◆ **Direction**: Wherever the word "desc" appears in the entries, copy the whole line.

◆ **Supplied information**:
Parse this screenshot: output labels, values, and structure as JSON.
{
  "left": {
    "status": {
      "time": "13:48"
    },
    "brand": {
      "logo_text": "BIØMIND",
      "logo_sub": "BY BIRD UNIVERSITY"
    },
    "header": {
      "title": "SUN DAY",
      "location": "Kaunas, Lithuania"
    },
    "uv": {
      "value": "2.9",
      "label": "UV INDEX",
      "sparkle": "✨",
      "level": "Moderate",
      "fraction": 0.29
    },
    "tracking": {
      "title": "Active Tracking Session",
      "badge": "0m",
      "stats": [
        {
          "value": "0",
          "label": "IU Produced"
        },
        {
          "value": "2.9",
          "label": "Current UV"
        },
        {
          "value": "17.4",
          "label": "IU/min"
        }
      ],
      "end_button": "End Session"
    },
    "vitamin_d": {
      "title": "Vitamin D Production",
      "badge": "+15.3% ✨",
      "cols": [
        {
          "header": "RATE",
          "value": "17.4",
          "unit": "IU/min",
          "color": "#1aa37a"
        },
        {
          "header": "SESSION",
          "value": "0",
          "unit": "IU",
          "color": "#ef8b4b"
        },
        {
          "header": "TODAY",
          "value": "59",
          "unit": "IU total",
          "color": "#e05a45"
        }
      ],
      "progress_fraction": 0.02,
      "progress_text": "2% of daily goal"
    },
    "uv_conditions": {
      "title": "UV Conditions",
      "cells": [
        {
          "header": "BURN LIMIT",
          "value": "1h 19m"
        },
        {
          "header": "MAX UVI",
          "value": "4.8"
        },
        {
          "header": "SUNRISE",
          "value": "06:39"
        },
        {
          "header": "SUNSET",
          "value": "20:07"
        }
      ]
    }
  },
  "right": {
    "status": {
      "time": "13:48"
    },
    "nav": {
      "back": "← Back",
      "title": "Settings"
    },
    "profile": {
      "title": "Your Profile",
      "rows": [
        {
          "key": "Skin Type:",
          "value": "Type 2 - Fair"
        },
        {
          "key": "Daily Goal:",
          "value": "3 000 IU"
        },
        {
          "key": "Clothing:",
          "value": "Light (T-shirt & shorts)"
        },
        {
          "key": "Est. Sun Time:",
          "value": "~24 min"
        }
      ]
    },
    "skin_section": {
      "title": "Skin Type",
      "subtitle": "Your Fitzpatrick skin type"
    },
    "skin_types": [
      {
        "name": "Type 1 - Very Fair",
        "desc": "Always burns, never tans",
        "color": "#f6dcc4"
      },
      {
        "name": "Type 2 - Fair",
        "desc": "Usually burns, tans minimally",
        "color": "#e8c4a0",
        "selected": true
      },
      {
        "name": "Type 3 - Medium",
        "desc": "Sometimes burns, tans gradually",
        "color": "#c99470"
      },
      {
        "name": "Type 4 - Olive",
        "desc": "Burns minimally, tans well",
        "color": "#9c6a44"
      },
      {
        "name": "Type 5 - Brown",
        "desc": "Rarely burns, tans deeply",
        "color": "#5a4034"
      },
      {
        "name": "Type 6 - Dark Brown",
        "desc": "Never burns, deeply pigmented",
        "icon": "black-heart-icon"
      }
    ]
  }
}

◆ **Worked answer**:
        "desc": "Always burns, never tans",
        "desc": "Usually burns, tans minimally",
        "desc": "Sometimes burns, tans gradually",
        "desc": "Burns minimally, tans well",
        "desc": "Rarely burns, tans deeply",
        "desc": "Never burns, deeply pigmented",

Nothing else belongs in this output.